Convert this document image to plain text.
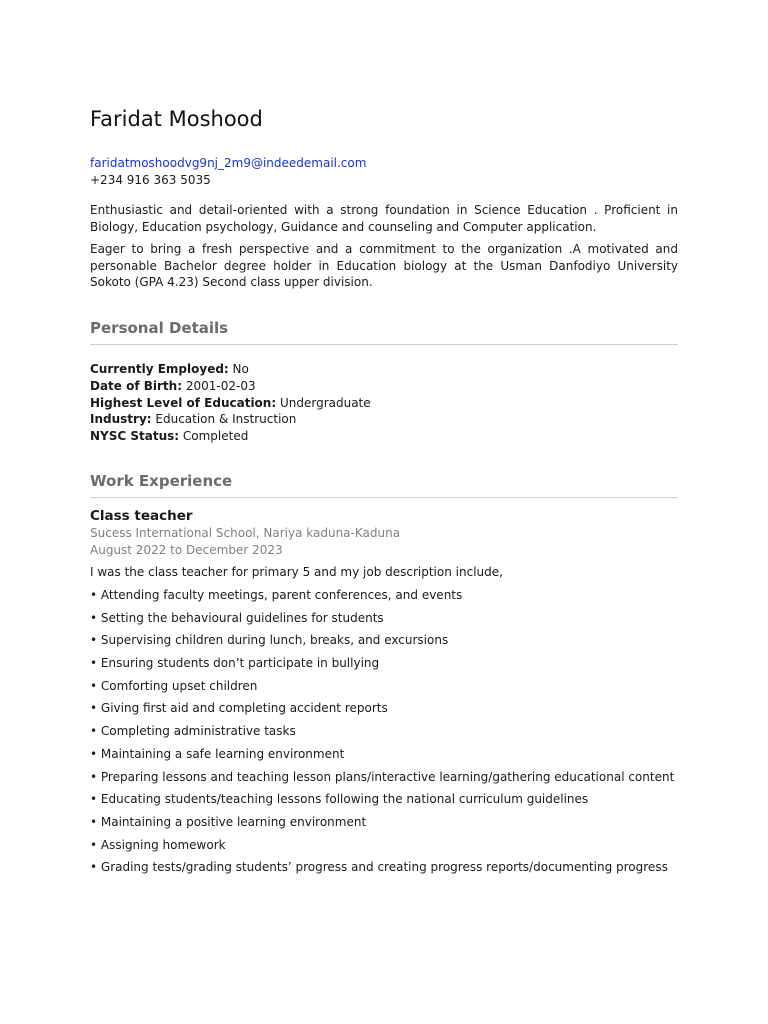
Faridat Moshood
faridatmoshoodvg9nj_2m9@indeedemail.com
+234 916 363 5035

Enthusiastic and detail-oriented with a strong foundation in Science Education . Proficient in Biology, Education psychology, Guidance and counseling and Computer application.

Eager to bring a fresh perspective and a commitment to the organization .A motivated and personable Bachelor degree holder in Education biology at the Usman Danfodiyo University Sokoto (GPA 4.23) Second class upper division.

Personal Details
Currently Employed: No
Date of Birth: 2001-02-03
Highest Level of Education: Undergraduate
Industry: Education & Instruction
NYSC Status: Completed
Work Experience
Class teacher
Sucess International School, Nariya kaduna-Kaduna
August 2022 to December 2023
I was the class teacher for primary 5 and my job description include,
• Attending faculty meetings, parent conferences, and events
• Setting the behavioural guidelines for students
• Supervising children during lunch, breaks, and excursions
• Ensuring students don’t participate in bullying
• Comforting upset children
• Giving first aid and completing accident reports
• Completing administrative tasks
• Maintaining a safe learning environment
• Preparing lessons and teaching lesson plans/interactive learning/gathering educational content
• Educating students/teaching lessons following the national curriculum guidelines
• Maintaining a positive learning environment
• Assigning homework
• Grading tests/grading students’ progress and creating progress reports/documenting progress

.....

**Problem requirements**
Copy the lines from the entries above in which the word "students" appears.

**Correct answer**
• Setting the behavioural guidelines for students
• Ensuring students don’t participate in bullying
• Educating students/teaching lessons following the national curriculum guidelines
• Grading tests/grading students’ progress and creating progress reports/documenting progress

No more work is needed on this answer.